**Problem requirements:** In the entries that follow, how many lines contain "Happy"? Answer with the number only.
[begin Provided material]
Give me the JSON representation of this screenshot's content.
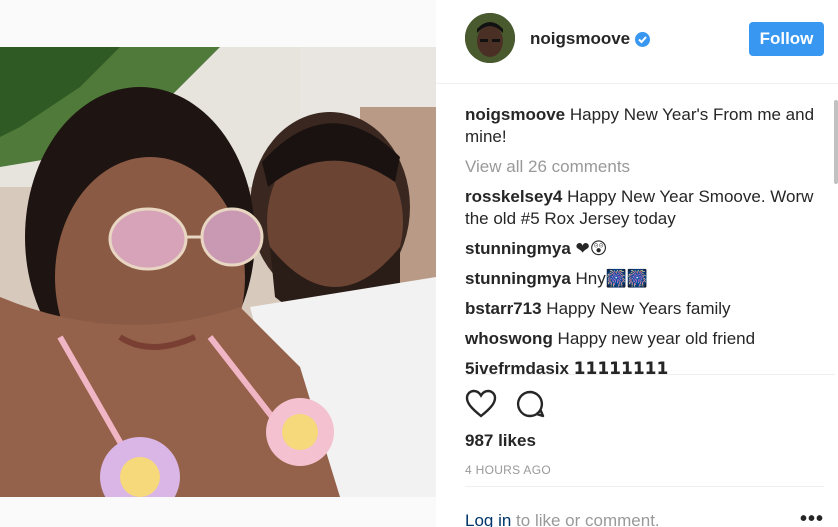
{
  "post": {
    "username": "noigsmoove",
    "follow_label": "Follow",
    "caption_user": "noigsmoove",
    "caption_text": " Happy New Year's From me and mine!",
    "view_all_comments": "View all 26 comments",
    "comments": [
      {
        "user": "rosskelsey4",
        "text": " Happy New Year Smoove. Worw the old #5 Rox Jersey today"
      },
      {
        "user": "stunningmya",
        "text": " ❤😲"
      },
      {
        "user": "stunningmya",
        "text": " Hny🎆🎆"
      },
      {
        "user": "bstarr713",
        "text": " Happy New Years family"
      },
      {
        "user": "whoswong",
        "text": " Happy new year old friend"
      },
      {
        "user": "5ivefrmdasix",
        "text": " 𝟭𝟭𝟭𝟭𝟭𝟭𝟭𝟭"
      }
    ],
    "likes": "987 likes",
    "timestamp": "4 HOURS AGO",
    "login_link": "Log in",
    "login_suffix": " to like or comment.",
    "more_label": "•••"
  },
  "colors": {
    "accent": "#3897f0",
    "muted": "#999999",
    "text": "#262626"
  },
  "icons": {
    "verified": "verified-badge-icon",
    "like": "heart-icon",
    "comment": "comment-bubble-icon",
    "more": "more-options-icon"
  }
}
[end Provided material]
**Answer in full:** 4